• WHAT YOU ARE ASKED TO DO:
In the entries below, count each line holding the word "статистического". Answer with the total alone.

• GIVEN DATA:
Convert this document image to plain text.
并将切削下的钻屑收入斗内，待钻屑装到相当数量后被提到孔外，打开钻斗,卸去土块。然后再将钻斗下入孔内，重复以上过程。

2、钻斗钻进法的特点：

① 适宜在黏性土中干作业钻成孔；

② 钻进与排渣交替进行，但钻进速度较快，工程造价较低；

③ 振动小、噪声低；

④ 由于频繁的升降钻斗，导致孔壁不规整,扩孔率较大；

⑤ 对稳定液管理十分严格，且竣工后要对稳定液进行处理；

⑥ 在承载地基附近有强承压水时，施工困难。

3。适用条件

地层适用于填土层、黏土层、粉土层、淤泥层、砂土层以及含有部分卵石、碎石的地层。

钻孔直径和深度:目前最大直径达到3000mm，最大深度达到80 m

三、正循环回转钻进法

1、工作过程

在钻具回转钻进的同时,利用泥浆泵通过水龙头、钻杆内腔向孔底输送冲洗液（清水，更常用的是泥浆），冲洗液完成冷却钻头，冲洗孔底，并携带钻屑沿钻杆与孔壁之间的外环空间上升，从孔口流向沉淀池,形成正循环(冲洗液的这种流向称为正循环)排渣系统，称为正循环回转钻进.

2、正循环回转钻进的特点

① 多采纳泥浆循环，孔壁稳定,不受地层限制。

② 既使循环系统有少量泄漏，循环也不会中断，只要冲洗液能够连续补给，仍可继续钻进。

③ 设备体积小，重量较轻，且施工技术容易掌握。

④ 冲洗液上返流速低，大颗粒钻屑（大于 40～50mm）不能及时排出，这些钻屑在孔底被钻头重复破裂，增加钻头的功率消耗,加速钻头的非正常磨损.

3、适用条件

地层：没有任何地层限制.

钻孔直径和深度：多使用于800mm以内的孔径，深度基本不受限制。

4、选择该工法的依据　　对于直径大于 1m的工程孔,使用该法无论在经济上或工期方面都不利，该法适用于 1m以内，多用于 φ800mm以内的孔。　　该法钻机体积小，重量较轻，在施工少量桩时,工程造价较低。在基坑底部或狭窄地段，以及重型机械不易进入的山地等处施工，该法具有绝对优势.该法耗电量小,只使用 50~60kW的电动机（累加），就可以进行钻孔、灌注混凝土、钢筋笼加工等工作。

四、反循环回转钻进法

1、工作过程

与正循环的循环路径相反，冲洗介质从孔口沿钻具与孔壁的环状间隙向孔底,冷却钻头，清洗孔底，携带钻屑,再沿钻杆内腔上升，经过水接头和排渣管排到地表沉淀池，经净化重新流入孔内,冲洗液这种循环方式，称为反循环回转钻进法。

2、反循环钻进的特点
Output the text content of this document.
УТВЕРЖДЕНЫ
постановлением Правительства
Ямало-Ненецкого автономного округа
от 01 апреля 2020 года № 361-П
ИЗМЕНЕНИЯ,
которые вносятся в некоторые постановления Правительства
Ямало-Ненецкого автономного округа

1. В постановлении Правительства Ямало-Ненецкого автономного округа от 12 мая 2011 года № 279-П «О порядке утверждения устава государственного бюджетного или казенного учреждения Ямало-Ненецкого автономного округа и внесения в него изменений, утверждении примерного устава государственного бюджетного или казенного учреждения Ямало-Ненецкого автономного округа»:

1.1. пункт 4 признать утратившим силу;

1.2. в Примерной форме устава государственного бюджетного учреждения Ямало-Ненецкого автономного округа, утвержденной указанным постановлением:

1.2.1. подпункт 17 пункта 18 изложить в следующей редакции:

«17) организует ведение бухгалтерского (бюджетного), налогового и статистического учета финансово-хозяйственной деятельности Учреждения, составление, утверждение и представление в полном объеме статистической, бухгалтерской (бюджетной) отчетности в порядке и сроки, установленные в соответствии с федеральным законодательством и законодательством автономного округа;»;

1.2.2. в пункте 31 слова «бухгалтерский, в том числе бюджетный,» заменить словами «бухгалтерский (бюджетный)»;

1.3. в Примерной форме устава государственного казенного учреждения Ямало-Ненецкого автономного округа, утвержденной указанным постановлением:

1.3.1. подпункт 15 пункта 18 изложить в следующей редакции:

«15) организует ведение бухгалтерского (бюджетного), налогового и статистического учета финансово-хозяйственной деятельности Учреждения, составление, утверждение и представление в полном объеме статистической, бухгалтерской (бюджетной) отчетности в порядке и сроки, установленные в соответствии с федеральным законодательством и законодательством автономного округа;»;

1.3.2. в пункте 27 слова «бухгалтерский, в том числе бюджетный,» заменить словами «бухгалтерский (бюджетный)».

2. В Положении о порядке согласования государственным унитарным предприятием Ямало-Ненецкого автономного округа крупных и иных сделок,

• RESPONSE:
2